THE TASK: Pick out the lines below with "dress" and list them.

Data entries:
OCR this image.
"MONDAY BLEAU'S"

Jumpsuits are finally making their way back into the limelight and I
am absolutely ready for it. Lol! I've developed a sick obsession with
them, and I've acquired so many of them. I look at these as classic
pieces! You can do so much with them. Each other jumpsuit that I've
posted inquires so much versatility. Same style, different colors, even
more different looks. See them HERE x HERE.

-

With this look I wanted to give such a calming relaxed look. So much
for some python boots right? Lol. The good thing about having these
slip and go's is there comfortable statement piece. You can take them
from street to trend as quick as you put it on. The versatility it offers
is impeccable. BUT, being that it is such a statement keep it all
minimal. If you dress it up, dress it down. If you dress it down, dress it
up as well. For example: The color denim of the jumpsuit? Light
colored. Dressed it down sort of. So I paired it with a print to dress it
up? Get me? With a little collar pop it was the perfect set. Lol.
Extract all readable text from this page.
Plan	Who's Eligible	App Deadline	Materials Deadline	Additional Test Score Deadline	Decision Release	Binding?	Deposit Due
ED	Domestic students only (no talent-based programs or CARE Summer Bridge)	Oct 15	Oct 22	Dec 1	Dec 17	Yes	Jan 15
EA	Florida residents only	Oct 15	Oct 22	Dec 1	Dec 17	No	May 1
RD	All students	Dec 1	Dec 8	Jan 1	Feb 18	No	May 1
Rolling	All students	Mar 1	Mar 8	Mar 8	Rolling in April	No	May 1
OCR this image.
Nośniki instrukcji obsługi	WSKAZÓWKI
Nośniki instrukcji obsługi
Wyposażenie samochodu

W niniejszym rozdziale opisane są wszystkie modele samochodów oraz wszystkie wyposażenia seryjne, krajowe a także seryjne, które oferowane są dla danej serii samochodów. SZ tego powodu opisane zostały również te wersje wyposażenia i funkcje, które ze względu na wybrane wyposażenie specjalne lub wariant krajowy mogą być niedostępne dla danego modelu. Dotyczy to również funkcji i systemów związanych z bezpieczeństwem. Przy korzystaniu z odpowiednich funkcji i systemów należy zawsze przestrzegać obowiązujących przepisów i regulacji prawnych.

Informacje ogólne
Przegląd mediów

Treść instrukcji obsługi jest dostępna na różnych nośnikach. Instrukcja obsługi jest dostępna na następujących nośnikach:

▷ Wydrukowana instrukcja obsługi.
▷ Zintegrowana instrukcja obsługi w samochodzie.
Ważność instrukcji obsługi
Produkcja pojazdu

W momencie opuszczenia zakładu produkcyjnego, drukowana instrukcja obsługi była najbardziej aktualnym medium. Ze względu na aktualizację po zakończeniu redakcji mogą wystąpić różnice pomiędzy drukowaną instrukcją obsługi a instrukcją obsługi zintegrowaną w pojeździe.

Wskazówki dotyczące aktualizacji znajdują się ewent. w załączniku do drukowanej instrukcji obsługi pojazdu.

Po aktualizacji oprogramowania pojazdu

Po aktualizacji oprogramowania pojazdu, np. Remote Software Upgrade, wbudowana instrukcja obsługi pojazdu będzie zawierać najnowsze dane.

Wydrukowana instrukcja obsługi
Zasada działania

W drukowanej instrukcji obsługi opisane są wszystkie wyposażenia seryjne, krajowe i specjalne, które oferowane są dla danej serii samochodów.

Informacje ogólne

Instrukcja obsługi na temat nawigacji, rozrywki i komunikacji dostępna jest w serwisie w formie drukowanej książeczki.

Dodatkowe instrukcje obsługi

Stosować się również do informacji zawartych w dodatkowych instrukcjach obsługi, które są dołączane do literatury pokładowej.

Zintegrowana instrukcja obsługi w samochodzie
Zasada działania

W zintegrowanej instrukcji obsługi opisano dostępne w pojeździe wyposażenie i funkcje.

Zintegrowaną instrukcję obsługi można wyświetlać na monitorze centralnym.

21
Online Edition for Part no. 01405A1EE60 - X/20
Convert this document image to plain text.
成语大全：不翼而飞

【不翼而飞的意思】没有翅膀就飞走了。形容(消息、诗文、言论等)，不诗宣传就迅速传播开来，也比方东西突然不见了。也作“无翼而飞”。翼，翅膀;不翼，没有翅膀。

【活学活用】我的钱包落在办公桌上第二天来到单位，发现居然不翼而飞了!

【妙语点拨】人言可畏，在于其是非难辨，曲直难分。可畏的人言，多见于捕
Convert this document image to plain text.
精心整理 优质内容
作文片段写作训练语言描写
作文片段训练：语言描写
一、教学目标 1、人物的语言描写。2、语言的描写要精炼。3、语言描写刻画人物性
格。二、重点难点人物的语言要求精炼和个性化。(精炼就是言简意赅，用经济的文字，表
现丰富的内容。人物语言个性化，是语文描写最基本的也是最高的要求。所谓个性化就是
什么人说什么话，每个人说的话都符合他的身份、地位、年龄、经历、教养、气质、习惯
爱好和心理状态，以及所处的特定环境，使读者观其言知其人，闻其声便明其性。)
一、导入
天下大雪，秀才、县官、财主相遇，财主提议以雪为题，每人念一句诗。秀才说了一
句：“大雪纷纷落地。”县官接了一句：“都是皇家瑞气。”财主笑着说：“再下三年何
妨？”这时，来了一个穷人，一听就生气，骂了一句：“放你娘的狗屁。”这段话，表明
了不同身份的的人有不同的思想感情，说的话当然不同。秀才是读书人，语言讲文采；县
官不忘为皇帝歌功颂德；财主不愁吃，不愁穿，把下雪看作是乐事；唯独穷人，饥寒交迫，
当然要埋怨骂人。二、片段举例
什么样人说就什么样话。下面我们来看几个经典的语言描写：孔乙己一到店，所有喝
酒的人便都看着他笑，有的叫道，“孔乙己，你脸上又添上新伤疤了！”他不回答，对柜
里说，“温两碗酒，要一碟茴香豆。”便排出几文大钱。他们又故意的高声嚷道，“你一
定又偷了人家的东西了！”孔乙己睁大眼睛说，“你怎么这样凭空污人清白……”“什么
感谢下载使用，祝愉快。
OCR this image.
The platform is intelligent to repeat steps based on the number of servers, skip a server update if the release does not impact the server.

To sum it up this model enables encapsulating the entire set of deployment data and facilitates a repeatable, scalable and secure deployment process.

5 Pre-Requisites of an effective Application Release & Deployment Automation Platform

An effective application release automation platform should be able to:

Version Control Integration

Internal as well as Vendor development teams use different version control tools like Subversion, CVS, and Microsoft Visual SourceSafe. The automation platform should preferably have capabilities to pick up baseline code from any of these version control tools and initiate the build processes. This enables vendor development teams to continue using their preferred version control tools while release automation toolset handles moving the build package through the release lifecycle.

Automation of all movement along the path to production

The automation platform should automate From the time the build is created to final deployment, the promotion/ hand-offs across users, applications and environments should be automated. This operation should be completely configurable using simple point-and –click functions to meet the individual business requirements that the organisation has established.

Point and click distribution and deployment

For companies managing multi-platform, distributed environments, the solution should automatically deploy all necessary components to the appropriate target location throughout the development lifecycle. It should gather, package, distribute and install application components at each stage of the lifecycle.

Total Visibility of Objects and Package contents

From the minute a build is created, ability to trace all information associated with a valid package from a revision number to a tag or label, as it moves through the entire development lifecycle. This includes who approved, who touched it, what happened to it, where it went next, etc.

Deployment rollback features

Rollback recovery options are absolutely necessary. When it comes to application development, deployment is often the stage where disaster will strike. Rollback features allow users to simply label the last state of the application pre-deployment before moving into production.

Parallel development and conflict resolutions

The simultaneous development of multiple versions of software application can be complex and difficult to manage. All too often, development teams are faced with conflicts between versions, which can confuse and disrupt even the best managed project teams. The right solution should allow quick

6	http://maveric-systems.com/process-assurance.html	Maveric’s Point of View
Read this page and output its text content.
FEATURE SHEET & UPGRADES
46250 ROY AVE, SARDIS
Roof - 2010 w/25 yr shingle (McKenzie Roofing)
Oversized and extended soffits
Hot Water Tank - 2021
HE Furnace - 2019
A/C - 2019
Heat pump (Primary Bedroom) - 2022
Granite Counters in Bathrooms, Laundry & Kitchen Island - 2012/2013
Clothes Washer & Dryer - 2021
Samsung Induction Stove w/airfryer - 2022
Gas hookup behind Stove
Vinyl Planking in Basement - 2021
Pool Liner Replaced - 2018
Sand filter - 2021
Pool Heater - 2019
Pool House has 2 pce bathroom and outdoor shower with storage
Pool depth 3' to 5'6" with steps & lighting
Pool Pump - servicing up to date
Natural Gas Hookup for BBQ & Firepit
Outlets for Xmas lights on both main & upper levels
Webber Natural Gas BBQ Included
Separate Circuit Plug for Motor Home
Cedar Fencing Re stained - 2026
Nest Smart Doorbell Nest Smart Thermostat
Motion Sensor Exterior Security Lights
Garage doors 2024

EXERCISE RESPONSE:
minimal. If you dress it up, dress it down. If you dress it down, dress it
colored. Dressed it down sort of. So I paired it with a print to dress it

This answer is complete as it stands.